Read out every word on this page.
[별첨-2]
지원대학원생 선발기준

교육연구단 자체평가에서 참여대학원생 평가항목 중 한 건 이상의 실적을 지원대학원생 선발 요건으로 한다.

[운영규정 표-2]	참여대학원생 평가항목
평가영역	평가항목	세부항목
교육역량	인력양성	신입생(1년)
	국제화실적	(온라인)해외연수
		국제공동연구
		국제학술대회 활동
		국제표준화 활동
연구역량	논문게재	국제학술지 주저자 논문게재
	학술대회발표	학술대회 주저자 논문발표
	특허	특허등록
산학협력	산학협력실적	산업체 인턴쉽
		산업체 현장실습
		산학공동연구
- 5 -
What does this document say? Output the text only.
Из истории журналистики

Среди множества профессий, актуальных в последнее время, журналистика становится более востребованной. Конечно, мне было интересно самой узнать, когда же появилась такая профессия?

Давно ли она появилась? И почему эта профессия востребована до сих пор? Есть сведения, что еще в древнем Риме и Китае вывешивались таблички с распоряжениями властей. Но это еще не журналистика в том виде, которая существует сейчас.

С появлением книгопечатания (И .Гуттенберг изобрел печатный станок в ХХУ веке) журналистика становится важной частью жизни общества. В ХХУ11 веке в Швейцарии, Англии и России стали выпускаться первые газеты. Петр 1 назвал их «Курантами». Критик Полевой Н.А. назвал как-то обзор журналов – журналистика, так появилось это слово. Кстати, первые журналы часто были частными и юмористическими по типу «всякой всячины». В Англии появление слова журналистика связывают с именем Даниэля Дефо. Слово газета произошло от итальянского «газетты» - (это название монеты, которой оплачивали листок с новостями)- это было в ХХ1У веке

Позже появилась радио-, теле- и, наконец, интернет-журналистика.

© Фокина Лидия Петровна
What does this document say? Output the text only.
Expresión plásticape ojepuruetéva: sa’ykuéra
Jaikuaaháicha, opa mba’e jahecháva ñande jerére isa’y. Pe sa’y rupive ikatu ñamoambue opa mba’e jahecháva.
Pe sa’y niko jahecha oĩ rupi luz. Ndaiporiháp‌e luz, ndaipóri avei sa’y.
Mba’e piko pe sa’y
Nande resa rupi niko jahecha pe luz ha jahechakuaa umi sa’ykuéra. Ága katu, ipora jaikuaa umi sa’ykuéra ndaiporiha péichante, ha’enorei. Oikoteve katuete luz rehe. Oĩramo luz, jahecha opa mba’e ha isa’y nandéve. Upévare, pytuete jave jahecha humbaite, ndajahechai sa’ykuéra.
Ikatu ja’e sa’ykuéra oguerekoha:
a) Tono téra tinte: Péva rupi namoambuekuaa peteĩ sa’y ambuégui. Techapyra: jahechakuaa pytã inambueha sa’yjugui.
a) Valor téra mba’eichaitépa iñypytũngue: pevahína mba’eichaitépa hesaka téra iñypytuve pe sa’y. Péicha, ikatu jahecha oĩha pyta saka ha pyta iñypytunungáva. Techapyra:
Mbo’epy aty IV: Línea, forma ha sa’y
_ _ _ _ _
Short problem: Output the complete data exactly as written.

Solved problem:
Read out every word on this page.
[별첨-2]
지원대학원생 선발기준

교육연구단 자체평가에서 참여대학원생 평가항목 중 한 건 이상의 실적을 지원대학원생 선발 요건으로 한다.

[운영규정 표-2]	참여대학원생 평가항목
평가영역	평가항목	세부항목
교육역량	인력양성	신입생(1년)
	국제화실적	(온라인)해외연수
		국제공동연구
		국제학술대회 활동
		국제표준화 활동
연구역량	논문게재	국제학술지 주저자 논문게재
	학술대회발표	학술대회 주저자 논문발표
	특허	특허등록
산학협력	산학협력실적	산업체 인턴쉽
		산업체 현장실습
		산학공동연구
- 5 -
What does this document say? Output the text only.
Из истории журналистики

Среди множества профессий, актуальных в последнее время, журналистика становится более востребованной. Конечно, мне было интересно самой узнать, когда же появилась такая профессия?

Давно ли она появилась? И почему эта профессия востребована до сих пор? Есть сведения, что еще в древнем Риме и Китае вывешивались таблички с распоряжениями властей. Но это еще не журналистика в том виде, которая существует сейчас.

С появлением книгопечатания (И .Гуттенберг изобрел печатный станок в ХХУ веке) журналистика становится важной частью жизни общества. В ХХУ11 веке в Швейцарии, Англии и России стали выпускаться первые газеты. Петр 1 назвал их «Курантами». Критик Полевой Н.А. назвал как-то обзор журналов – журналистика, так появилось это слово. Кстати, первые журналы часто были частными и юмористическими по типу «всякой всячины». В Англии появление слова журналистика связывают с именем Даниэля Дефо. Слово газета произошло от итальянского «газетты» - (это название монеты, которой оплачивали листок с новостями)- это было в ХХ1У веке

Позже появилась радио-, теле- и, наконец, интернет-журналистика.

© Фокина Лидия Петровна
What does this document say? Output the text only.
Expresión plásticape ojepuruetéva: sa’ykuéra
Jaikuaaháicha, opa mba’e jahecháva ñande jerére isa’y. Pe sa’y rupive ikatu ñamoambue opa mba’e jahecháva.
Pe sa’y niko jahecha oĩ rupi luz. Ndaiporiháp‌e luz, ndaipóri avei sa’y.
Mba’e piko pe sa’y
Nande resa rupi niko jahecha pe luz ha jahechakuaa umi sa’ykuéra. Ága katu, ipora jaikuaa umi sa’ykuéra ndaiporiha péichante, ha’enorei. Oikoteve katuete luz rehe. Oĩramo luz, jahecha opa mba’e ha isa’y nandéve. Upévare, pytuete jave jahecha humbaite, ndajahechai sa’ykuéra.
Ikatu ja’e sa’ykuéra oguerekoha:
a) Tono téra tinte: Péva rupi namoambuekuaa peteĩ sa’y ambuégui. Techapyra: jahechakuaa pytã inambueha sa’yjugui.
a) Valor téra mba’eichaitépa iñypytũngue: pevahína mba’eichaitépa hesaka téra iñypytuve pe sa’y. Péicha, ikatu jahecha oĩha pyta saka ha pyta iñypytunungáva. Techapyra:
Mbo’epy aty IV: Línea, forma ha sa’y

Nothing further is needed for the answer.